* _Exercise details_
Select every line holding the word "screenshot" and copy it.

* _Listing_
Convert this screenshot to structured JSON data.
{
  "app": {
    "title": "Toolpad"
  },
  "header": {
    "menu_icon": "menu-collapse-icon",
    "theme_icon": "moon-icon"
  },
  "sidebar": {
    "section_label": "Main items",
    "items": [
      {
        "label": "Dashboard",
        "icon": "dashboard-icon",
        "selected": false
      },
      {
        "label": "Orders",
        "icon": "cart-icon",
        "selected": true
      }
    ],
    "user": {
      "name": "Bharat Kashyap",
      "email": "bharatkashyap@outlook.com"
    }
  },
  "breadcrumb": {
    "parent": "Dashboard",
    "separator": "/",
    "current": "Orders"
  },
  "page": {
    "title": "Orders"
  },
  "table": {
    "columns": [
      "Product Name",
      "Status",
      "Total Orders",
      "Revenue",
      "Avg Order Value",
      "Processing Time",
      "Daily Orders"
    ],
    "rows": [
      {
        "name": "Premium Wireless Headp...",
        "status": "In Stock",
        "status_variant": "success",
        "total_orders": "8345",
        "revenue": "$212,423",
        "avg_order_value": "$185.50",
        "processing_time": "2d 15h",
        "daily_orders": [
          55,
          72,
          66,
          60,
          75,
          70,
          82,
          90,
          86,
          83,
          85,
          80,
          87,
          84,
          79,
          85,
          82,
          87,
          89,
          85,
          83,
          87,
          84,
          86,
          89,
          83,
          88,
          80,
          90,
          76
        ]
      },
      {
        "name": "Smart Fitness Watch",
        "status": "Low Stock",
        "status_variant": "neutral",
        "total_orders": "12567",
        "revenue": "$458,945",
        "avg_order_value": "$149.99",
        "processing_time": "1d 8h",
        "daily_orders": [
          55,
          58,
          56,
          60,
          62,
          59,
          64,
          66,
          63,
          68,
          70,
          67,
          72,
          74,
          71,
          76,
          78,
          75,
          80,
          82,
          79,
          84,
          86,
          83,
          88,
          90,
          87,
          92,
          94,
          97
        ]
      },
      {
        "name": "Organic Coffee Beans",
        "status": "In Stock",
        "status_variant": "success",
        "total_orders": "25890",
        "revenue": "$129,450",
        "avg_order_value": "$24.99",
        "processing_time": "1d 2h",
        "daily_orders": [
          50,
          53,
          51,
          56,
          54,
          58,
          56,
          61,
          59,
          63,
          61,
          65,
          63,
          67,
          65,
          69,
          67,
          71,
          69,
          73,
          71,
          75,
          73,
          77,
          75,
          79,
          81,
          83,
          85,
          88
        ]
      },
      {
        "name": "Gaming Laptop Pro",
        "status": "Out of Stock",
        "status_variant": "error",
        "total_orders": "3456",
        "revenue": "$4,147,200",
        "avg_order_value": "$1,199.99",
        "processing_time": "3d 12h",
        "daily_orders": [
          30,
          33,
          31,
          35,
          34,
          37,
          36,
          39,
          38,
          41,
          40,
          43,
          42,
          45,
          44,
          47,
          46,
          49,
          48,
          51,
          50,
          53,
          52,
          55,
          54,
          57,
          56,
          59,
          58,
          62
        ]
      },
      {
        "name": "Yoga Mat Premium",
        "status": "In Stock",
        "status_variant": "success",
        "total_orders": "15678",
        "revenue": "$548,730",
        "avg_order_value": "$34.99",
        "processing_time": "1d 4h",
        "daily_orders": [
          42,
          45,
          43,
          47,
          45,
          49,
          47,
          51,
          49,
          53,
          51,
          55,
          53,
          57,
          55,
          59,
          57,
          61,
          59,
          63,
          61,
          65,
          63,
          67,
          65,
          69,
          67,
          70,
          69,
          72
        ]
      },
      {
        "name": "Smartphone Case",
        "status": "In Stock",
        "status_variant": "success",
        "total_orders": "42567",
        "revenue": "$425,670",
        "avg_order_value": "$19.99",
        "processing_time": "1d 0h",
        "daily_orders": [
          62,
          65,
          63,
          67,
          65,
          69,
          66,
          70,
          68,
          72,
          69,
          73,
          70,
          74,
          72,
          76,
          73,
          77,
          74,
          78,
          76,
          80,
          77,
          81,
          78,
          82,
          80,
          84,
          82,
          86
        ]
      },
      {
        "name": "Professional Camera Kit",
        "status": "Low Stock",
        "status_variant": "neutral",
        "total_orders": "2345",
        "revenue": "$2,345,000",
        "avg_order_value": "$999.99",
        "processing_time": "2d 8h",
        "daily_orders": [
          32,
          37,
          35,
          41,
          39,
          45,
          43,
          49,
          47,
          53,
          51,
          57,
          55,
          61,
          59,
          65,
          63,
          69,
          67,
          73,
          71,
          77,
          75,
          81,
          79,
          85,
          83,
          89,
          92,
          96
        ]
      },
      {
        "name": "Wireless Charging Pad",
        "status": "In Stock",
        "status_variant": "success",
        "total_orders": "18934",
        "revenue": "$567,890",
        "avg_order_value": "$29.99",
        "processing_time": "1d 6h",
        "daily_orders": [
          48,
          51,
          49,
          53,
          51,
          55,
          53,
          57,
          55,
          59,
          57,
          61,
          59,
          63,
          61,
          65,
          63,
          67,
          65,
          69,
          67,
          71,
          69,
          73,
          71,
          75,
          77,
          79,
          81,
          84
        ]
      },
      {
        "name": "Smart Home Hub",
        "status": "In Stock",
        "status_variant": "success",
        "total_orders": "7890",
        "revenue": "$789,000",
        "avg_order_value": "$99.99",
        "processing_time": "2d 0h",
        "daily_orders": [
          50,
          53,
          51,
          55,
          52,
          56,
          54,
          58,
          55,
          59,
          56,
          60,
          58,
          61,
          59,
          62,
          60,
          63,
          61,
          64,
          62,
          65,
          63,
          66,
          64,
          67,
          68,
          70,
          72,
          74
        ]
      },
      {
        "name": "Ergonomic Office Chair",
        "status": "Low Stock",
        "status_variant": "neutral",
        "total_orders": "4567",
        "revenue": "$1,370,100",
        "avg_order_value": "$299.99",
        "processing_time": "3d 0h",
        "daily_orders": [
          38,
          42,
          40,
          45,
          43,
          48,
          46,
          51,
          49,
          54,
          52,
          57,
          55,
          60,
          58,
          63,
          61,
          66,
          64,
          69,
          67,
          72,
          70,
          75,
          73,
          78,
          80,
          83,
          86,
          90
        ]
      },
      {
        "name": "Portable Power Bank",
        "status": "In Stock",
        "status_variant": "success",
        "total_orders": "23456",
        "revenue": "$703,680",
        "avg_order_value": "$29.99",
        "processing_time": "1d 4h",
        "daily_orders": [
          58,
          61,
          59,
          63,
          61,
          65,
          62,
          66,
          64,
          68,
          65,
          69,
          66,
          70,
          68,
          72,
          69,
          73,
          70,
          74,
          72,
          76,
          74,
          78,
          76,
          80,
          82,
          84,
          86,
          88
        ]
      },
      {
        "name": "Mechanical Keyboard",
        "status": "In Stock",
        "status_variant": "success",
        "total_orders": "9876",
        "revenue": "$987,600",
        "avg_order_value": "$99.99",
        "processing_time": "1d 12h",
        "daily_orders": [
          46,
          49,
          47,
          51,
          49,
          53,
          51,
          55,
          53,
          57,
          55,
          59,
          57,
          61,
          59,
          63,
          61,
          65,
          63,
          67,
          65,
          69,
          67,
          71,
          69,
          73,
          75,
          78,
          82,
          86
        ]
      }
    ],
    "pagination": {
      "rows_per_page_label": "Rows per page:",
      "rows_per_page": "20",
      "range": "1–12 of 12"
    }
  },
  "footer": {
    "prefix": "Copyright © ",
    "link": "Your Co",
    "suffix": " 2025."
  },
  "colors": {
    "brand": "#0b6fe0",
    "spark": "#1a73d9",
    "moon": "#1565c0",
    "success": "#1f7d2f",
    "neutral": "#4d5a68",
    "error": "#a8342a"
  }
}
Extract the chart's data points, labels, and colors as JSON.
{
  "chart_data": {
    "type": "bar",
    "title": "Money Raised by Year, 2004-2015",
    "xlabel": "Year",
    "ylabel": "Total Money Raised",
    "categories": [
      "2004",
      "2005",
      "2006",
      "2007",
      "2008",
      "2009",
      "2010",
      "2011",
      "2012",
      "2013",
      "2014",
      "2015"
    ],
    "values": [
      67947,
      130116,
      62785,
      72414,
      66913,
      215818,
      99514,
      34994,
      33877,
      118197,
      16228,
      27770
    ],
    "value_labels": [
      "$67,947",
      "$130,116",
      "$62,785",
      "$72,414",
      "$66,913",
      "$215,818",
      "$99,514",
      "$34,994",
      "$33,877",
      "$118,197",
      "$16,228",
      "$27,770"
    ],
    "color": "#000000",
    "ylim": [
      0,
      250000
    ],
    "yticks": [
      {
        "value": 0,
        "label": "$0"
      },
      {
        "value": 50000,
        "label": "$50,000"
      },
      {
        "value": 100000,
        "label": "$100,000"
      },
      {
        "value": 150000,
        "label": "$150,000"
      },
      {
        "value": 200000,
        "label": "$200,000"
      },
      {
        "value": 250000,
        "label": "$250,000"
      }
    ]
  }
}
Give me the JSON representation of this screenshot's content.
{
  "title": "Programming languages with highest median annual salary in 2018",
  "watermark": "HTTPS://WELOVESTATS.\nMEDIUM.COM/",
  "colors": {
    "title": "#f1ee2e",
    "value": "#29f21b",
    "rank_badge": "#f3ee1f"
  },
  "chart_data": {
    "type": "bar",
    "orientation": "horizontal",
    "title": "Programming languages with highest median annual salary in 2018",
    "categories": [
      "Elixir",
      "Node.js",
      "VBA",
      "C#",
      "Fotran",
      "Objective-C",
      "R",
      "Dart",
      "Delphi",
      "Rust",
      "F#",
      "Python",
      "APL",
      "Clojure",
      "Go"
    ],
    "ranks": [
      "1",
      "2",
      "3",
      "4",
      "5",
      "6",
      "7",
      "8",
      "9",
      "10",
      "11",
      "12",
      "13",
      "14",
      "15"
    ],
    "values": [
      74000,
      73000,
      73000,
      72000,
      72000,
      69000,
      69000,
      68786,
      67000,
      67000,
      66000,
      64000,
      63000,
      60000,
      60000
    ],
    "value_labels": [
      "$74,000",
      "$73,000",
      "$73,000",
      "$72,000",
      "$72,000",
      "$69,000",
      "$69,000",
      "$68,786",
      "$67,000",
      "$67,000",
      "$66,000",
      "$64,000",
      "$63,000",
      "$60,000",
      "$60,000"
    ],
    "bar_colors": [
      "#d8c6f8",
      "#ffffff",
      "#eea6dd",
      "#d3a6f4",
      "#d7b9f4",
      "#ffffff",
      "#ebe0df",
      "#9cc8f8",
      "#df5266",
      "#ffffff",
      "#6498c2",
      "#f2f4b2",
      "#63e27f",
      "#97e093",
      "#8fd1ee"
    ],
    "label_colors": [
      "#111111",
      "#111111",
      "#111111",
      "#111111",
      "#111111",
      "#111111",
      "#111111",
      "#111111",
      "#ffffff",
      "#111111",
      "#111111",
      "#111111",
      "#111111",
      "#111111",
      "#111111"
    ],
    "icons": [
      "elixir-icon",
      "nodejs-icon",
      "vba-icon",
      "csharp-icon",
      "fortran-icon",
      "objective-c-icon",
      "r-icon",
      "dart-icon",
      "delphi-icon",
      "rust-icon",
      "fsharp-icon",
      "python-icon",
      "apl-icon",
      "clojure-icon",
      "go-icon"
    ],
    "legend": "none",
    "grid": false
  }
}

* _Exercise solution_
Convert this screenshot to structured JSON data.
Give me the JSON representation of this screenshot's content.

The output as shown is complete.